◆ **Tarefa a fazer**
Reproduza todas as linhas do material abaixo, sem mudar nenhum caractere.

··· Material da tarefa

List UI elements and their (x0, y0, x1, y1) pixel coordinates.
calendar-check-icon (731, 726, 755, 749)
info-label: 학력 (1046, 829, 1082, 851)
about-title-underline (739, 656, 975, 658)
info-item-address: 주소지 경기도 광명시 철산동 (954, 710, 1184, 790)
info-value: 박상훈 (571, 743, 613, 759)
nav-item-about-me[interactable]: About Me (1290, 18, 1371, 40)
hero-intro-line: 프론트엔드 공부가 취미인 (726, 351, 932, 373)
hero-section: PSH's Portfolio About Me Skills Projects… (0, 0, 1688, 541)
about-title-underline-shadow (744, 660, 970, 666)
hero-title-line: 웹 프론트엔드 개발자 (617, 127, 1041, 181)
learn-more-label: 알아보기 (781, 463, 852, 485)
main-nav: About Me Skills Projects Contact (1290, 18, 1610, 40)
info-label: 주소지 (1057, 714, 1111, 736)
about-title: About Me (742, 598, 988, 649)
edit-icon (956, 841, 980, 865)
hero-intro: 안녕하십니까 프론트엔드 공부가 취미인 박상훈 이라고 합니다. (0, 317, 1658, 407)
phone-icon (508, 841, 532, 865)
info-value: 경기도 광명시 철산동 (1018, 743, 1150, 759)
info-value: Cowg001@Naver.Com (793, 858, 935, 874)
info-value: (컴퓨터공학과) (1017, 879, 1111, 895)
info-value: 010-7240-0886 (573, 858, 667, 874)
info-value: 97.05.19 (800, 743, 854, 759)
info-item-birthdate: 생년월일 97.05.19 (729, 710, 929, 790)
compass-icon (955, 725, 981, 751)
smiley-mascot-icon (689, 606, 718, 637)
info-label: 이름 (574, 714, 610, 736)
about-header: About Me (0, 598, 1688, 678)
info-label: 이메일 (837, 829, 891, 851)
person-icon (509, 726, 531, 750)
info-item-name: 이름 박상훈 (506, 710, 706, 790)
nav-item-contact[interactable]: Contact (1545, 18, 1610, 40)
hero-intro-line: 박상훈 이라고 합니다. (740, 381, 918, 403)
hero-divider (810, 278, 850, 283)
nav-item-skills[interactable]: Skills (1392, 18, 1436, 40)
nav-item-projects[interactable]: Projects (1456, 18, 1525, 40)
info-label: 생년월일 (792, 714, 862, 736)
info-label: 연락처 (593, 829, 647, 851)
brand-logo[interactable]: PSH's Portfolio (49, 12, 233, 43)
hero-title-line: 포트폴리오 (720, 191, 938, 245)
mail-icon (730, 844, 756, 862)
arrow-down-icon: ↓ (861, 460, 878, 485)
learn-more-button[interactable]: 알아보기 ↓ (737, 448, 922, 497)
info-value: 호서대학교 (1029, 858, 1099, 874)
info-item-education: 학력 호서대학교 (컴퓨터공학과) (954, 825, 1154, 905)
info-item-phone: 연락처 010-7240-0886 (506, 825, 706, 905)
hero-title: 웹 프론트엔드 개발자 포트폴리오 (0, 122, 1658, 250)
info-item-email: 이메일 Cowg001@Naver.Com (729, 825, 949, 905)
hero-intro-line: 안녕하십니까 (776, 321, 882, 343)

······

◆ **Exercício resolvido**
List UI elements and their (x0, y0, x1, y1) pixel coordinates.
calendar-check-icon (731, 726, 755, 749)
info-label: 학력 (1046, 829, 1082, 851)
about-title-underline (739, 656, 975, 658)
info-item-address: 주소지 경기도 광명시 철산동 (954, 710, 1184, 790)
info-value: 박상훈 (571, 743, 613, 759)
nav-item-about-me[interactable]: About Me (1290, 18, 1371, 40)
hero-intro-line: 프론트엔드 공부가 취미인 (726, 351, 932, 373)
hero-section: PSH's Portfolio About Me Skills Projects… (0, 0, 1688, 541)
about-title-underline-shadow (744, 660, 970, 666)
hero-title-line: 웹 프론트엔드 개발자 (617, 127, 1041, 181)
learn-more-label: 알아보기 (781, 463, 852, 485)
main-nav: About Me Skills Projects Contact (1290, 18, 1610, 40)
info-label: 주소지 (1057, 714, 1111, 736)
about-title: About Me (742, 598, 988, 649)
edit-icon (956, 841, 980, 865)
hero-intro: 안녕하십니까 프론트엔드 공부가 취미인 박상훈 이라고 합니다. (0, 317, 1658, 407)
phone-icon (508, 841, 532, 865)
info-value: 경기도 광명시 철산동 (1018, 743, 1150, 759)
info-value: Cowg001@Naver.Com (793, 858, 935, 874)
info-value: (컴퓨터공학과) (1017, 879, 1111, 895)
info-value: 010-7240-0886 (573, 858, 667, 874)
info-value: 97.05.19 (800, 743, 854, 759)
info-item-birthdate: 생년월일 97.05.19 (729, 710, 929, 790)
compass-icon (955, 725, 981, 751)
smiley-mascot-icon (689, 606, 718, 637)
info-label: 이름 (574, 714, 610, 736)
about-header: About Me (0, 598, 1688, 678)
info-label: 이메일 (837, 829, 891, 851)
person-icon (509, 726, 531, 750)
info-item-name: 이름 박상훈 (506, 710, 706, 790)
nav-item-contact[interactable]: Contact (1545, 18, 1610, 40)
hero-intro-line: 박상훈 이라고 합니다. (740, 381, 918, 403)
hero-divider (810, 278, 850, 283)
nav-item-skills[interactable]: Skills (1392, 18, 1436, 40)
nav-item-projects[interactable]: Projects (1456, 18, 1525, 40)
info-label: 생년월일 (792, 714, 862, 736)
info-label: 연락처 (593, 829, 647, 851)
brand-logo[interactable]: PSH's Portfolio (49, 12, 233, 43)
hero-title-line: 포트폴리오 (720, 191, 938, 245)
mail-icon (730, 844, 756, 862)
arrow-down-icon: ↓ (861, 460, 878, 485)
learn-more-button[interactable]: 알아보기 ↓ (737, 448, 922, 497)
info-value: 호서대학교 (1029, 858, 1099, 874)
info-item-education: 학력 호서대학교 (컴퓨터공학과) (954, 825, 1154, 905)
info-item-phone: 연락처 010-7240-0886 (506, 825, 706, 905)
hero-title: 웹 프론트엔드 개발자 포트폴리오 (0, 122, 1658, 250)
info-item-email: 이메일 Cowg001@Naver.Com (729, 825, 949, 905)
hero-intro-line: 안녕하십니까 (776, 321, 882, 343)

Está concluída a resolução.